Supplied data>

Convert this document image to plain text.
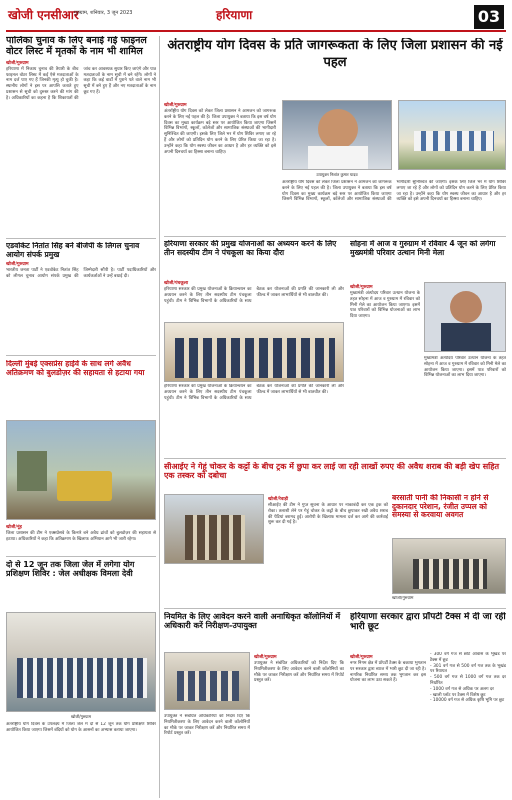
खोजी एनसीआर
गुरुग्राम, शनिवार, 3 जून 2023	हरियाणा	03
पालिका चुनाव के लिए बनाई गई फाइनल वोटर लिस्ट में मृतकों के नाम भी शामिल
खोजी/गुरुग्राम
हरियाणा में निकाय चुनाव की तैयारी के बीच फाइनल वोटर लिस्ट में कई ऐसे मतदाताओं के नाम दर्ज पाए गए हैं जिनकी मृत्यु हो चुकी है। स्थानीय लोगों ने इस पर आपत्ति जताते हुए प्रशासन से सूची को दुरुस्त करने की मांग की है। अधिकारियों का कहना है कि शिकायतों की जांच कर आवश्यक सुधार किए जाएंगे और पात्र मतदाताओं के नाम सूची में बने रहेंगे। लोगों ने कहा कि कई वार्डों में पुराने पते वाले नाम भी सूची में बने हुए हैं और नए मतदाताओं के नाम छूट गए हैं।
एडवोकेट नितांत सिंह बने बीजेपी के लिगल चुनाव आयोग संपर्क प्रमुख
खोजी/गुरुग्राम
भारतीय जनता पार्टी ने एडवोकेट नितांत सिंह को लीगल चुनाव आयोग संपर्क प्रमुख की जिम्मेदारी सौंपी है। पार्टी पदाधिकारियों और कार्यकर्ताओं ने उन्हें बधाई दी।
दिल्ली मुंबई एक्सप्रेस हाईवे के साथ लगे अवैध अतिक्रमण को बुलडोज़र की सहायता से हटाया गया
खोजी/नूंह
जिला प्रशासन की टीम ने एक्सप्रेसवे के किनारे बने अवैध ढांचों को बुलडोज़र की सहायता से हटाया। अधिकारियों ने कहा कि अतिक्रमण के खिलाफ अभियान आगे भी जारी रहेगा।
दो से 12 जून तक जिला जेल में लगेगा योग प्रशिक्षण शिविर : जेल अधीक्षक विमला देवी
खोजी/गुरुग्राम
अंतर्राष्ट्रीय योग दिवस के उपलक्ष्य में जिला जेल में दो से 12 जून तक योग प्रशिक्षण शिविर आयोजित किया जाएगा जिसमें बंदियों को योग के आसनों का अभ्यास कराया जाएगा।
अंतराष्ट्रीय योग दिवस के प्रति जागरूकता के लिए जिला प्रशासन की नई पहल
उपायुक्त निशांत कुमार यादव
खोजी/गुरुग्राम
अंतर्राष्ट्रीय योग दिवस को लेकर जिला प्रशासन ने आमजन को जागरूक करने के लिए नई पहल की है। जिला उपायुक्त ने बताया कि इस वर्ष योग दिवस का मुख्य कार्यक्रम बड़े स्तर पर आयोजित किया जाएगा जिसमें विभिन्न विभागों, स्कूलों, कॉलेजों और सामाजिक संस्थाओं की भागीदारी सुनिश्चित की जाएगी। इसके लिए जिले भर में योग शिविर लगाए जा रहे हैं और लोगों को प्रतिदिन योग करने के लिए प्रेरित किया जा रहा है। उन्होंने कहा कि योग स्वस्थ जीवन का आधार है और हर व्यक्ति को इसे अपनी दिनचर्या का हिस्सा बनाना चाहिए।
अंतर्राष्ट्रीय योग दिवस को लेकर जिला प्रशासन ने आमजन को जागरूक करने के लिए नई पहल की है। जिला उपायुक्त ने बताया कि इस वर्ष योग दिवस का मुख्य कार्यक्रम बड़े स्तर पर आयोजित किया जाएगा जिसमें विभिन्न विभागों, स्कूलों, कॉलेजों और सामाजिक संस्थाओं की भागीदारी सुनिश्चित की जाएगी। इसके लिए जिले भर में योग शिविर लगाए जा रहे हैं और लोगों को प्रतिदिन योग करने के लिए प्रेरित किया जा रहा है। उन्होंने कहा कि योग स्वस्थ जीवन का आधार है और हर व्यक्ति को इसे अपनी दिनचर्या का हिस्सा बनाना चाहिए।
हरियाणा सरकार की प्रमुख योजनाओं का अध्ययन करने के लिए तीन सदस्यीय टीम ने पंचकूला का किया दौरा
खोजी/पंचकूला
हरियाणा सरकार की प्रमुख योजनाओं के क्रियान्वयन का अध्ययन करने के लिए तीन सदस्यीय टीम पंचकूला पहुंची। टीम ने विभिन्न विभागों के अधिकारियों के साथ बैठक कर योजनाओं की प्रगति की जानकारी ली और फील्ड में जाकर लाभार्थियों से भी बातचीत की।
हरियाणा सरकार की प्रमुख योजनाओं के क्रियान्वयन का अध्ययन करने के लिए तीन सदस्यीय टीम पंचकूला पहुंची। टीम ने विभिन्न विभागों के अधिकारियों के साथ बैठक कर योजनाओं की प्रगति की जानकारी ली और फील्ड में जाकर लाभार्थियों से भी बातचीत की।
सोहना में आज व गुरुग्राम में रविवार 4 जून को लगेगा मुख्यमंत्री परिवार उत्थान मिनी मेला
खोजी/गुरुग्राम
मुख्यमंत्री अंत्योदय परिवार उत्थान योजना के तहत सोहना में आज व गुरुग्राम में रविवार को मिनी मेले का आयोजन किया जाएगा। इसमें पात्र परिवारों को विभिन्न योजनाओं का लाभ दिया जाएगा।
मुख्यमंत्री अंत्योदय परिवार उत्थान योजना के तहत सोहना में आज व गुरुग्राम में रविवार को मिनी मेले का आयोजन किया जाएगा। इसमें पात्र परिवारों को विभिन्न योजनाओं का लाभ दिया जाएगा।
सीआईए ने गेहूं चोकर के कट्टों के बीच ट्रक में छुपा कर लाई जा रही लाखों रुपए की अवैध शराब की बड़ी खेप सहित एक तस्कर को दबोचा
खोजी/रेवाड़ी
सीआईए की टीम ने गुप्त सूचना के आधार पर नाकाबंदी कर एक ट्रक को रोका। तलाशी लेने पर गेहूं चोकर के कट्टों के बीच छुपाकर रखी अवैध शराब की पेटियां बरामद हुईं। आरोपी के खिलाफ मामला दर्ज कर आगे की कार्रवाई शुरू कर दी गई है।
बरसाती पानी की निकासी न होने से दुकानदार परेशान, रंजीत उप्पल को समस्या से करवाया अवगत
खोजी/गुरुग्राम
नियमित के लिए आवेदन करने वाली अनाधिकृत कॉलोनियों में अधिकारी करें निरीक्षण-उपायुक्त
खोजी/गुरुग्राम
उपायुक्त ने संबंधित अधिकारियों को निर्देश दिए कि नियमितीकरण के लिए आवेदन करने वाली कॉलोनियों का मौके पर जाकर निरीक्षण करें और निर्धारित समय में रिपोर्ट प्रस्तुत करें।
उपायुक्त ने संबंधित अधिकारियों को निर्देश दिए कि नियमितीकरण के लिए आवेदन करने वाली कॉलोनियों का मौके पर जाकर निरीक्षण करें और निर्धारित समय में रिपोर्ट प्रस्तुत करें।
हरियाणा सरकार द्वारा प्रॉपर्टी टैक्स में दी जा रही भारी छूट
खोजी/गुरुग्राम
नगर निगम क्षेत्र में प्रॉपर्टी टैक्स के बकाया भुगतान पर सरकार द्वारा ब्याज में भारी छूट दी जा रही है। नागरिक निर्धारित समय तक भुगतान कर इस योजना का लाभ उठा सकते हैं।
- 300 वर्ग गज से छोटे आवास के भूखंड पर टैक्स में छूट
- 301 वर्ग गज से 500 वर्ग गज तक के भूखंड पर रियायत
- 500 वर्ग गज से 1000 वर्ग गज तक दर निर्धारित
- 1000 वर्ग गज से अधिक पर अलग दर
- खाली प्लॉट पर टैक्स में विशेष छूट
- 10000 वर्ग गज से अधिक कृषि भूमि पर छूट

What this task involves>
From the material above, reproduce everything verbatim except the pictures.

Exercise response>
Convert this document image to plain text.
खोजी एनसीआर
गुरुग्राम, शनिवार, 3 जून 2023	हरियाणा	03
पालिका चुनाव के लिए बनाई गई फाइनल वोटर लिस्ट में मृतकों के नाम भी शामिल
खोजी/गुरुग्राम
हरियाणा में निकाय चुनाव की तैयारी के बीच फाइनल वोटर लिस्ट में कई ऐसे मतदाताओं के नाम दर्ज पाए गए हैं जिनकी मृत्यु हो चुकी है। स्थानीय लोगों ने इस पर आपत्ति जताते हुए प्रशासन से सूची को दुरुस्त करने की मांग की है। अधिकारियों का कहना है कि शिकायतों की जांच कर आवश्यक सुधार किए जाएंगे और पात्र मतदाताओं के नाम सूची में बने रहेंगे। लोगों ने कहा कि कई वार्डों में पुराने पते वाले नाम भी सूची में बने हुए हैं और नए मतदाताओं के नाम छूट गए हैं।
एडवोकेट नितांत सिंह बने बीजेपी के लिगल चुनाव आयोग संपर्क प्रमुख
खोजी/गुरुग्राम
भारतीय जनता पार्टी ने एडवोकेट नितांत सिंह को लीगल चुनाव आयोग संपर्क प्रमुख की जिम्मेदारी सौंपी है। पार्टी पदाधिकारियों और कार्यकर्ताओं ने उन्हें बधाई दी।
दिल्ली मुंबई एक्सप्रेस हाईवे के साथ लगे अवैध अतिक्रमण को बुलडोज़र की सहायता से हटाया गया
खोजी/नूंह
जिला प्रशासन की टीम ने एक्सप्रेसवे के किनारे बने अवैध ढांचों को बुलडोज़र की सहायता से हटाया। अधिकारियों ने कहा कि अतिक्रमण के खिलाफ अभियान आगे भी जारी रहेगा।
दो से 12 जून तक जिला जेल में लगेगा योग प्रशिक्षण शिविर : जेल अधीक्षक विमला देवी
खोजी/गुरुग्राम
अंतर्राष्ट्रीय योग दिवस के उपलक्ष्य में जिला जेल में दो से 12 जून तक योग प्रशिक्षण शिविर आयोजित किया जाएगा जिसमें बंदियों को योग के आसनों का अभ्यास कराया जाएगा।
अंतराष्ट्रीय योग दिवस के प्रति जागरूकता के लिए जिला प्रशासन की नई पहल
उपायुक्त निशांत कुमार यादव
खोजी/गुरुग्राम
अंतर्राष्ट्रीय योग दिवस को लेकर जिला प्रशासन ने आमजन को जागरूक करने के लिए नई पहल की है। जिला उपायुक्त ने बताया कि इस वर्ष योग दिवस का मुख्य कार्यक्रम बड़े स्तर पर आयोजित किया जाएगा जिसमें विभिन्न विभागों, स्कूलों, कॉलेजों और सामाजिक संस्थाओं की भागीदारी सुनिश्चित की जाएगी। इसके लिए जिले भर में योग शिविर लगाए जा रहे हैं और लोगों को प्रतिदिन योग करने के लिए प्रेरित किया जा रहा है। उन्होंने कहा कि योग स्वस्थ जीवन का आधार है और हर व्यक्ति को इसे अपनी दिनचर्या का हिस्सा बनाना चाहिए।
अंतर्राष्ट्रीय योग दिवस को लेकर जिला प्रशासन ने आमजन को जागरूक करने के लिए नई पहल की है। जिला उपायुक्त ने बताया कि इस वर्ष योग दिवस का मुख्य कार्यक्रम बड़े स्तर पर आयोजित किया जाएगा जिसमें विभिन्न विभागों, स्कूलों, कॉलेजों और सामाजिक संस्थाओं की भागीदारी सुनिश्चित की जाएगी। इसके लिए जिले भर में योग शिविर लगाए जा रहे हैं और लोगों को प्रतिदिन योग करने के लिए प्रेरित किया जा रहा है। उन्होंने कहा कि योग स्वस्थ जीवन का आधार है और हर व्यक्ति को इसे अपनी दिनचर्या का हिस्सा बनाना चाहिए।
हरियाणा सरकार की प्रमुख योजनाओं का अध्ययन करने के लिए तीन सदस्यीय टीम ने पंचकूला का किया दौरा
खोजी/पंचकूला
हरियाणा सरकार की प्रमुख योजनाओं के क्रियान्वयन का अध्ययन करने के लिए तीन सदस्यीय टीम पंचकूला पहुंची। टीम ने विभिन्न विभागों के अधिकारियों के साथ बैठक कर योजनाओं की प्रगति की जानकारी ली और फील्ड में जाकर लाभार्थियों से भी बातचीत की।
हरियाणा सरकार की प्रमुख योजनाओं के क्रियान्वयन का अध्ययन करने के लिए तीन सदस्यीय टीम पंचकूला पहुंची। टीम ने विभिन्न विभागों के अधिकारियों के साथ बैठक कर योजनाओं की प्रगति की जानकारी ली और फील्ड में जाकर लाभार्थियों से भी बातचीत की।
सोहना में आज व गुरुग्राम में रविवार 4 जून को लगेगा मुख्यमंत्री परिवार उत्थान मिनी मेला
खोजी/गुरुग्राम
मुख्यमंत्री अंत्योदय परिवार उत्थान योजना के तहत सोहना में आज व गुरुग्राम में रविवार को मिनी मेले का आयोजन किया जाएगा। इसमें पात्र परिवारों को विभिन्न योजनाओं का लाभ दिया जाएगा।
मुख्यमंत्री अंत्योदय परिवार उत्थान योजना के तहत सोहना में आज व गुरुग्राम में रविवार को मिनी मेले का आयोजन किया जाएगा। इसमें पात्र परिवारों को विभिन्न योजनाओं का लाभ दिया जाएगा।
सीआईए ने गेहूं चोकर के कट्टों के बीच ट्रक में छुपा कर लाई जा रही लाखों रुपए की अवैध शराब की बड़ी खेप सहित एक तस्कर को दबोचा
खोजी/रेवाड़ी
सीआईए की टीम ने गुप्त सूचना के आधार पर नाकाबंदी कर एक ट्रक को रोका। तलाशी लेने पर गेहूं चोकर के कट्टों के बीच छुपाकर रखी अवैध शराब की पेटियां बरामद हुईं। आरोपी के खिलाफ मामला दर्ज कर आगे की कार्रवाई शुरू कर दी गई है।
बरसाती पानी की निकासी न होने से दुकानदार परेशान, रंजीत उप्पल को समस्या से करवाया अवगत
खोजी/गुरुग्राम
नियमित के लिए आवेदन करने वाली अनाधिकृत कॉलोनियों में अधिकारी करें निरीक्षण-उपायुक्त
खोजी/गुरुग्राम
उपायुक्त ने संबंधित अधिकारियों को निर्देश दिए कि नियमितीकरण के लिए आवेदन करने वाली कॉलोनियों का मौके पर जाकर निरीक्षण करें और निर्धारित समय में रिपोर्ट प्रस्तुत करें।
उपायुक्त ने संबंधित अधिकारियों को निर्देश दिए कि नियमितीकरण के लिए आवेदन करने वाली कॉलोनियों का मौके पर जाकर निरीक्षण करें और निर्धारित समय में रिपोर्ट प्रस्तुत करें।
हरियाणा सरकार द्वारा प्रॉपर्टी टैक्स में दी जा रही भारी छूट
खोजी/गुरुग्राम
नगर निगम क्षेत्र में प्रॉपर्टी टैक्स के बकाया भुगतान पर सरकार द्वारा ब्याज में भारी छूट दी जा रही है। नागरिक निर्धारित समय तक भुगतान कर इस योजना का लाभ उठा सकते हैं।
- 300 वर्ग गज से छोटे आवास के भूखंड पर टैक्स में छूट
- 301 वर्ग गज से 500 वर्ग गज तक के भूखंड पर रियायत
- 500 वर्ग गज से 1000 वर्ग गज तक दर निर्धारित
- 1000 वर्ग गज से अधिक पर अलग दर
- खाली प्लॉट पर टैक्स में विशेष छूट
- 10000 वर्ग गज से अधिक कृषि भूमि पर छूट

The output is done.